Figure data in JSON:
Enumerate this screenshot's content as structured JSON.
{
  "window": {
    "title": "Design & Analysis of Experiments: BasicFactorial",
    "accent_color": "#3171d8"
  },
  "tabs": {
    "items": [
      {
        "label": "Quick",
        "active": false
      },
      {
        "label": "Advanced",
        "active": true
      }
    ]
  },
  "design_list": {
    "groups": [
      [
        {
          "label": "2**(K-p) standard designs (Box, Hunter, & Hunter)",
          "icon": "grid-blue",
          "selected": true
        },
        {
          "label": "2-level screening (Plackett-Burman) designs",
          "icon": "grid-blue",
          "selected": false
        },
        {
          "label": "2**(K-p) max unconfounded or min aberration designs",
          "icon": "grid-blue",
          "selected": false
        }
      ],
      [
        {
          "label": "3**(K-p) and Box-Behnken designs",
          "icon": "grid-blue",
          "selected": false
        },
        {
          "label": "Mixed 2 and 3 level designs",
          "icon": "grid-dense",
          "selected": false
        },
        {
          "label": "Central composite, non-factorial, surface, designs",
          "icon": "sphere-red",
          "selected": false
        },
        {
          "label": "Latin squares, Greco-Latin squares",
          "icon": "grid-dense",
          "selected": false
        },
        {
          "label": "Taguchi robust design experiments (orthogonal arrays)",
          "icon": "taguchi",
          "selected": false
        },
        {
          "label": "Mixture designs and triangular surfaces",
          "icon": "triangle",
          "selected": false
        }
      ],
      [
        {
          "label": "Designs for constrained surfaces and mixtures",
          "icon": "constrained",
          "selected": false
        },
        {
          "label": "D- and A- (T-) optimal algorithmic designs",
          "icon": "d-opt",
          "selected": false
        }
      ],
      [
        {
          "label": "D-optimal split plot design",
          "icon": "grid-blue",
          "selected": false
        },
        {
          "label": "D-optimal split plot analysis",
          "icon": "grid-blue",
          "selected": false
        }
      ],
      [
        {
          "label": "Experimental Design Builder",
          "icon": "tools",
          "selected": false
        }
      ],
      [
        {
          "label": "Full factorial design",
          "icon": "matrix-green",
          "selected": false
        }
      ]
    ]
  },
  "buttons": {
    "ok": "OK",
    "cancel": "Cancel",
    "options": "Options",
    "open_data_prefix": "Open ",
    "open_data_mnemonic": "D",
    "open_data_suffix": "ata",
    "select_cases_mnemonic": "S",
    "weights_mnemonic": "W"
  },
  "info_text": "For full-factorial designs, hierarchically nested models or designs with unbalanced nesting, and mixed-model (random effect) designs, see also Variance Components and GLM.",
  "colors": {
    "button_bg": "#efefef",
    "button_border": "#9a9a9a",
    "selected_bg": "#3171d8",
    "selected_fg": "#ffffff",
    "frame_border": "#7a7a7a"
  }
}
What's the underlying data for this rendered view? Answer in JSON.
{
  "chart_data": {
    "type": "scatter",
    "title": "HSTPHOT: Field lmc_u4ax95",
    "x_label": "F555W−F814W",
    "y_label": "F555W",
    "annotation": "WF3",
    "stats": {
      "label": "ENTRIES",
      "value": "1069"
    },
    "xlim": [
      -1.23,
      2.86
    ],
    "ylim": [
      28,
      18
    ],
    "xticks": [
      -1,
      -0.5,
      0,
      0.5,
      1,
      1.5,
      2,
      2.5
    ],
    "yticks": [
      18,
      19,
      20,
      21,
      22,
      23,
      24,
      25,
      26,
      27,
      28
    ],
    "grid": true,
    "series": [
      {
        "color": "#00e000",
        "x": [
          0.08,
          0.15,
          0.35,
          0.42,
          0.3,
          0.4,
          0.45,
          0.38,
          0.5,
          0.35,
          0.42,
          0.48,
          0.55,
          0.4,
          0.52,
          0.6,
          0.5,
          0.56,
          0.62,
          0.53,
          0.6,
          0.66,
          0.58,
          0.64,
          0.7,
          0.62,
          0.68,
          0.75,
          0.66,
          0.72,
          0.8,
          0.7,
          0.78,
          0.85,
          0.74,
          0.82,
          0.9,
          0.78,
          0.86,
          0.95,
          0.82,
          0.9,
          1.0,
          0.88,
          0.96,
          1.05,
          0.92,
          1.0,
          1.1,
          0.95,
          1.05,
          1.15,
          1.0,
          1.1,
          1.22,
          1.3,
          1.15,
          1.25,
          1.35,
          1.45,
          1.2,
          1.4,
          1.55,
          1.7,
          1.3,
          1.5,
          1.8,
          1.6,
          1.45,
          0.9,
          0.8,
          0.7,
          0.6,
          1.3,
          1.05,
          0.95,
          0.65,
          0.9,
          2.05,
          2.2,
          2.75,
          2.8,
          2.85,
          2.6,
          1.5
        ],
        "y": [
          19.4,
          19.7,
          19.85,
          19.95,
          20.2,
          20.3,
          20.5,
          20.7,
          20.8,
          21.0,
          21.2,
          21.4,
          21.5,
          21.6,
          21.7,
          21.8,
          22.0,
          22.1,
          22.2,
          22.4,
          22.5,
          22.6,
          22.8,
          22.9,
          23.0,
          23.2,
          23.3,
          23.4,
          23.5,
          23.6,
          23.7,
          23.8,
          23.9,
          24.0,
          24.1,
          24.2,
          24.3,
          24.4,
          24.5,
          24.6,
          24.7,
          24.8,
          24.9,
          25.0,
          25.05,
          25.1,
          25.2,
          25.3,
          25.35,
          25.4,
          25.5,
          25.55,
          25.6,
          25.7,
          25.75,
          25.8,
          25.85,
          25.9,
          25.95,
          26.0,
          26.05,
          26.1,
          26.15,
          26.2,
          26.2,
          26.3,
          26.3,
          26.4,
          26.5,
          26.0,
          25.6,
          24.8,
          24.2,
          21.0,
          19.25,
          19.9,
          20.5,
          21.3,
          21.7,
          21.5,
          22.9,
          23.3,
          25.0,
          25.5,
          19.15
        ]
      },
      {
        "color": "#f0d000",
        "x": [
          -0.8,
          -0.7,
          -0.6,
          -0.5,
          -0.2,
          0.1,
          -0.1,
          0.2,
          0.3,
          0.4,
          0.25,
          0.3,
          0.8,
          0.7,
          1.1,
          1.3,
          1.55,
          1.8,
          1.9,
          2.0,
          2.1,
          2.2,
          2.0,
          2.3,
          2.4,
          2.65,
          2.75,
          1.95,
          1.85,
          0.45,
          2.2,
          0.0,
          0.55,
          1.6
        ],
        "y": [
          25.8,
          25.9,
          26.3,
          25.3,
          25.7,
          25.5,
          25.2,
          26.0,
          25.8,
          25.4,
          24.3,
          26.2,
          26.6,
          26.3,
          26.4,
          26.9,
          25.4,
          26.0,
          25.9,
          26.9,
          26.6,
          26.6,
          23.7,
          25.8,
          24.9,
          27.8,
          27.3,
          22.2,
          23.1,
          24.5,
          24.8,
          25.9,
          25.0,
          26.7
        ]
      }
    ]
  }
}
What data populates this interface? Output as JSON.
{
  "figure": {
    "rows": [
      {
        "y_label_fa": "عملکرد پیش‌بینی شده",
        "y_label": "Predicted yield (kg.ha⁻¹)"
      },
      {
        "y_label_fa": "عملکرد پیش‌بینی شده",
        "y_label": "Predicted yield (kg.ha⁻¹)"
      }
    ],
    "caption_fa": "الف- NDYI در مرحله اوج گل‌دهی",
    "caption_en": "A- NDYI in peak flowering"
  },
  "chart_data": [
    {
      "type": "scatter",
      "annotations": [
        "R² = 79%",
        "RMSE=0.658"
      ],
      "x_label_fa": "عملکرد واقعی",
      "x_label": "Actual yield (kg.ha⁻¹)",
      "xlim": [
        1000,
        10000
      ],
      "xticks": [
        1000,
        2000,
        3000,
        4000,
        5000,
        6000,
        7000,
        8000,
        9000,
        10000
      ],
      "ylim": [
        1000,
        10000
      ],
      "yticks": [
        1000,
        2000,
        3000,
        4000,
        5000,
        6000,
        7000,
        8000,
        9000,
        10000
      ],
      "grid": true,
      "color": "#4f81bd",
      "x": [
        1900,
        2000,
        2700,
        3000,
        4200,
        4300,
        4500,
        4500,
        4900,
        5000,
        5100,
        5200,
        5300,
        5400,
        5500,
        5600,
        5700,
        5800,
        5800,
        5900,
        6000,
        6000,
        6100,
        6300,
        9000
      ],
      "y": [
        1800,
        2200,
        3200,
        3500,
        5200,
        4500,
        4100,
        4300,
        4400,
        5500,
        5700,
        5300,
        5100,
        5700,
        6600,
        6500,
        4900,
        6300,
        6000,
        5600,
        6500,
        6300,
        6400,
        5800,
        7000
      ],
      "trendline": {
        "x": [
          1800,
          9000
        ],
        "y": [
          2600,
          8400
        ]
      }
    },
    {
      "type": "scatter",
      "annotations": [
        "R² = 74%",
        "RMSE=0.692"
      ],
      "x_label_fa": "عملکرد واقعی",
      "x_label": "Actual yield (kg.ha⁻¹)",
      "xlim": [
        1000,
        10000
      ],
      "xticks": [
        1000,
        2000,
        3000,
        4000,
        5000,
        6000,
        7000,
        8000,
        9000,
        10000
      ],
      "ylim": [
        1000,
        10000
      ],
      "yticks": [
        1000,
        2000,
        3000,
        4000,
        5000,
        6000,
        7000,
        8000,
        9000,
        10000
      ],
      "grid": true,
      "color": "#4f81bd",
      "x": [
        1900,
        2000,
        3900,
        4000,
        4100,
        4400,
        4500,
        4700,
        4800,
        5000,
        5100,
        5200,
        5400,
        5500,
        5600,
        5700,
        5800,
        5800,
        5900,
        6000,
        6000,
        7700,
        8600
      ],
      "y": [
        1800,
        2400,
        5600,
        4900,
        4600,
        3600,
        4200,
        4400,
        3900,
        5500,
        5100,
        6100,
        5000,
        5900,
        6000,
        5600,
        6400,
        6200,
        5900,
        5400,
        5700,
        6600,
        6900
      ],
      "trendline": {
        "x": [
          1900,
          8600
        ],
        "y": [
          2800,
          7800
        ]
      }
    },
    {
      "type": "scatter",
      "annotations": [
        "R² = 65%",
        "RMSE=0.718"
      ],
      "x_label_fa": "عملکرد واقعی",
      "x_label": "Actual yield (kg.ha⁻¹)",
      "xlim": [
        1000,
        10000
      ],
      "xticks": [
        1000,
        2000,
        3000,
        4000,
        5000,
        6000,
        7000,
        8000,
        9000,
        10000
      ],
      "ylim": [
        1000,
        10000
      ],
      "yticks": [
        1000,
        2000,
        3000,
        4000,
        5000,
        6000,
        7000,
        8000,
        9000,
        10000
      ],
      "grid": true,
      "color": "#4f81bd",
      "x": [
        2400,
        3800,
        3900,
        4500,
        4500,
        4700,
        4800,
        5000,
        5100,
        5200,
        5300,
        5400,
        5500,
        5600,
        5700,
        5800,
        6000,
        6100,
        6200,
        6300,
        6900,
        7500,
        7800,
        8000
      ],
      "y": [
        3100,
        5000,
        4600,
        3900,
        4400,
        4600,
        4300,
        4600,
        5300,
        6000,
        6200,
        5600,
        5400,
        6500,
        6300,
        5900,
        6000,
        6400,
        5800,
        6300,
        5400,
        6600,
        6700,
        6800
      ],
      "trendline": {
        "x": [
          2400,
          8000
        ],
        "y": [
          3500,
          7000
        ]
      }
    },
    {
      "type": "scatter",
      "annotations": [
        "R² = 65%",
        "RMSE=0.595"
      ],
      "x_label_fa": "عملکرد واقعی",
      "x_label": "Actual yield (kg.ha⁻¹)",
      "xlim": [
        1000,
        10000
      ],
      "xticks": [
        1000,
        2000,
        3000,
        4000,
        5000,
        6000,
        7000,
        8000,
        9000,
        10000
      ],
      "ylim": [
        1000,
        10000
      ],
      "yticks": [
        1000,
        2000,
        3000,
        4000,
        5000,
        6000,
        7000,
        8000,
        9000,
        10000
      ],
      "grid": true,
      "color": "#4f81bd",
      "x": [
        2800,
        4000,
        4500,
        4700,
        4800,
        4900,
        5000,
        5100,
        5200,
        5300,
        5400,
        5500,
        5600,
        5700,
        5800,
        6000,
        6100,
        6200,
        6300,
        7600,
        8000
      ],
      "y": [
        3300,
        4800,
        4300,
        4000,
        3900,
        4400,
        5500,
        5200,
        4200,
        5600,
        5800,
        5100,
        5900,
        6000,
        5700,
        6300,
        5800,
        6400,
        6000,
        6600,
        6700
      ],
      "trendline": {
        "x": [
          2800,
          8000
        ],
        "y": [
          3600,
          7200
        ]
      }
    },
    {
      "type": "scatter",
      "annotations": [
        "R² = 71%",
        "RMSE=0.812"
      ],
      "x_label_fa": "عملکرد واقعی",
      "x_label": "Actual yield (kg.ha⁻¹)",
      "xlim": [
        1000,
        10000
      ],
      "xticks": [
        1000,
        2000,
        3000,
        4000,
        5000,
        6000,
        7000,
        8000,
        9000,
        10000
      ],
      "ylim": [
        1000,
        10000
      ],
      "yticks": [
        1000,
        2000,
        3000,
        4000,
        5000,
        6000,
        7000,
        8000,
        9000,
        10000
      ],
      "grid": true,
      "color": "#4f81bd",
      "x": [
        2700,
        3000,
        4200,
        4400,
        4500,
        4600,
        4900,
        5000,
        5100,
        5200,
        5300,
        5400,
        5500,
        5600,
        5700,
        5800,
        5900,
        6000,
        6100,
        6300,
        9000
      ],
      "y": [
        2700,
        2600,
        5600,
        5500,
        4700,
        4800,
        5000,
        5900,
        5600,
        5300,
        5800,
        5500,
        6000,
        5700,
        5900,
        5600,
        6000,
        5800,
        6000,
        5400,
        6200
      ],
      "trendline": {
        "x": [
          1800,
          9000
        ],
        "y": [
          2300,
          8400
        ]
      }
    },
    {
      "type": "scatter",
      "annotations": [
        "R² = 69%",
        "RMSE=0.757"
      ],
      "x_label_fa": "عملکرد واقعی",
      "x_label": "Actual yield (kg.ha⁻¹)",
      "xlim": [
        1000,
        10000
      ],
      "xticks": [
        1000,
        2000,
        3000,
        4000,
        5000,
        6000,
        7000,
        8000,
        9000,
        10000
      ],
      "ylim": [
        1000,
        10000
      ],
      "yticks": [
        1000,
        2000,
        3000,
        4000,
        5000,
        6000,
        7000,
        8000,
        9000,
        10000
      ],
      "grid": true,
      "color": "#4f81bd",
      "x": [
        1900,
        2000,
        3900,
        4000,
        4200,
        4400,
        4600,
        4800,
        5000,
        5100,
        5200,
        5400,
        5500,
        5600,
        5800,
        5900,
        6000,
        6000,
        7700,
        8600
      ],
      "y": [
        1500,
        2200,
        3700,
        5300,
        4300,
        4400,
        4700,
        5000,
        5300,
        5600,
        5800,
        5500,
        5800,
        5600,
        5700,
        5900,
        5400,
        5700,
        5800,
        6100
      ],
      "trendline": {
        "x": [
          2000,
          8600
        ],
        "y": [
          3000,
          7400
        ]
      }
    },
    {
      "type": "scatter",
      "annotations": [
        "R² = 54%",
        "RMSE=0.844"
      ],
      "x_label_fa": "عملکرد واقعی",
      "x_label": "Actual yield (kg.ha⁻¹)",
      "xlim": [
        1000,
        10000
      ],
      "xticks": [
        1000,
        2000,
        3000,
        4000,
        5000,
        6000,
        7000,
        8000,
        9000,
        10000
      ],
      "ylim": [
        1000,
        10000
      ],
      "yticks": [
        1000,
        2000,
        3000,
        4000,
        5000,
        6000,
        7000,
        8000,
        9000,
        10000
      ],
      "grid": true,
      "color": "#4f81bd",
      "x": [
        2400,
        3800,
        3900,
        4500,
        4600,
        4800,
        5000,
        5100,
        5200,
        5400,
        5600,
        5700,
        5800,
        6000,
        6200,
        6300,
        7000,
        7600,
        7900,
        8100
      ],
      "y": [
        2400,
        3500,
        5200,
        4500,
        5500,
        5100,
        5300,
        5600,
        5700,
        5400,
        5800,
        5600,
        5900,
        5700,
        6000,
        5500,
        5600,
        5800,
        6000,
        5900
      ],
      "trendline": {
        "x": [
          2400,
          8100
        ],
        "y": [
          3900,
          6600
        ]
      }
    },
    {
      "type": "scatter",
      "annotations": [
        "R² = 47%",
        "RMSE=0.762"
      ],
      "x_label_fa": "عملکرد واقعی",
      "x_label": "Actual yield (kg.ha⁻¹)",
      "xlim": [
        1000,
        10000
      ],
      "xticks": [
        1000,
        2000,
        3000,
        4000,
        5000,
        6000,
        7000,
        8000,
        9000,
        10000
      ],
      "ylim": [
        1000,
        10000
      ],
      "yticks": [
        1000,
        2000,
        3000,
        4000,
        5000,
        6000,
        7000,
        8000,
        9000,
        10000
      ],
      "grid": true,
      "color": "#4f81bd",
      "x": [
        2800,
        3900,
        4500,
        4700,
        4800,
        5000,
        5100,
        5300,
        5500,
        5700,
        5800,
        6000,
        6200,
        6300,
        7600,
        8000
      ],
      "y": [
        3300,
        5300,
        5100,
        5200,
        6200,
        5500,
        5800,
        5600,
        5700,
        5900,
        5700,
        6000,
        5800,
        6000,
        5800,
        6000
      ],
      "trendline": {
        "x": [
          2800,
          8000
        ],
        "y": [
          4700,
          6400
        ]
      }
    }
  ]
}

## What is being asked
Look through the listing above. Pick out each line with "level" and copy it.

## Task output
          "label": "2-level screening (Plackett-Burman) designs",
          "label": "Mixed 2 and 3 level designs",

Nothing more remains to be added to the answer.